- _Goal_:
Look below and pull out each line with the word "name".

..............................

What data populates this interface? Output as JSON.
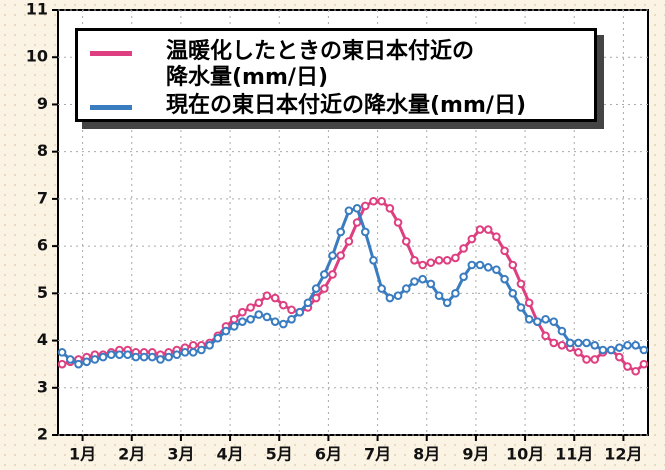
{
  "chart_data": {
    "type": "line",
    "x": [
      1,
      2,
      3,
      4,
      5,
      6,
      7,
      8,
      9,
      10,
      11,
      12,
      13,
      14,
      15,
      16,
      17,
      18,
      19,
      20,
      21,
      22,
      23,
      24,
      25,
      26,
      27,
      28,
      29,
      30,
      31,
      32,
      33,
      34,
      35,
      36,
      37,
      38,
      39,
      40,
      41,
      42,
      43,
      44,
      45,
      46,
      47,
      48,
      49,
      50,
      51,
      52,
      53,
      54,
      55,
      56,
      57,
      58,
      59,
      60,
      61,
      62,
      63,
      64,
      65,
      66,
      67,
      68,
      69,
      70,
      71,
      72
    ],
    "xlim": [
      0.5,
      72.5
    ],
    "xticks": [
      {
        "value": 3.5,
        "label": "1月"
      },
      {
        "value": 9.5,
        "label": "2月"
      },
      {
        "value": 15.5,
        "label": "3月"
      },
      {
        "value": 21.5,
        "label": "4月"
      },
      {
        "value": 27.5,
        "label": "5月"
      },
      {
        "value": 33.5,
        "label": "6月"
      },
      {
        "value": 39.5,
        "label": "7月"
      },
      {
        "value": 45.5,
        "label": "8月"
      },
      {
        "value": 51.5,
        "label": "9月"
      },
      {
        "value": 57.5,
        "label": "10月"
      },
      {
        "value": 63.5,
        "label": "11月"
      },
      {
        "value": 69.5,
        "label": "12月"
      }
    ],
    "ylim": [
      2,
      11
    ],
    "yticks": [
      2,
      3,
      4,
      5,
      6,
      7,
      8,
      9,
      10,
      11
    ],
    "grid": true,
    "series": [
      {
        "name": "温暖化したときの東日本付近の降水量(mm/日)",
        "color": "#de3f80",
        "values": [
          3.5,
          3.55,
          3.6,
          3.65,
          3.7,
          3.7,
          3.75,
          3.8,
          3.8,
          3.75,
          3.75,
          3.75,
          3.7,
          3.75,
          3.8,
          3.85,
          3.9,
          3.9,
          3.95,
          4.1,
          4.3,
          4.45,
          4.6,
          4.7,
          4.8,
          4.95,
          4.9,
          4.75,
          4.65,
          4.6,
          4.7,
          4.9,
          5.1,
          5.4,
          5.8,
          6.1,
          6.5,
          6.85,
          6.95,
          6.95,
          6.8,
          6.5,
          6.1,
          5.7,
          5.6,
          5.65,
          5.7,
          5.7,
          5.75,
          5.95,
          6.15,
          6.35,
          6.35,
          6.2,
          5.9,
          5.6,
          5.2,
          4.8,
          4.4,
          4.1,
          3.95,
          3.9,
          3.85,
          3.75,
          3.6,
          3.6,
          3.75,
          3.8,
          3.65,
          3.45,
          3.35,
          3.5
        ]
      },
      {
        "name": "現在の東日本付近の降水量(mm/日)",
        "color": "#3a7cc0",
        "values": [
          3.75,
          3.6,
          3.5,
          3.55,
          3.6,
          3.65,
          3.7,
          3.7,
          3.7,
          3.65,
          3.65,
          3.65,
          3.6,
          3.65,
          3.7,
          3.75,
          3.75,
          3.8,
          3.9,
          4.05,
          4.2,
          4.3,
          4.4,
          4.45,
          4.55,
          4.5,
          4.4,
          4.35,
          4.45,
          4.6,
          4.8,
          5.1,
          5.4,
          5.8,
          6.3,
          6.75,
          6.8,
          6.3,
          5.7,
          5.1,
          4.9,
          4.95,
          5.1,
          5.25,
          5.3,
          5.2,
          4.95,
          4.8,
          5.0,
          5.35,
          5.6,
          5.6,
          5.55,
          5.5,
          5.3,
          5.0,
          4.7,
          4.45,
          4.4,
          4.45,
          4.4,
          4.2,
          3.95,
          3.95,
          3.95,
          3.9,
          3.8,
          3.8,
          3.85,
          3.9,
          3.9,
          3.8
        ]
      }
    ]
  }
}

..............................

- _Task solution_:
        "name": "温暖化したときの東日本付近の降水量(mm/日)",
        "name": "現在の東日本付近の降水量(mm/日)",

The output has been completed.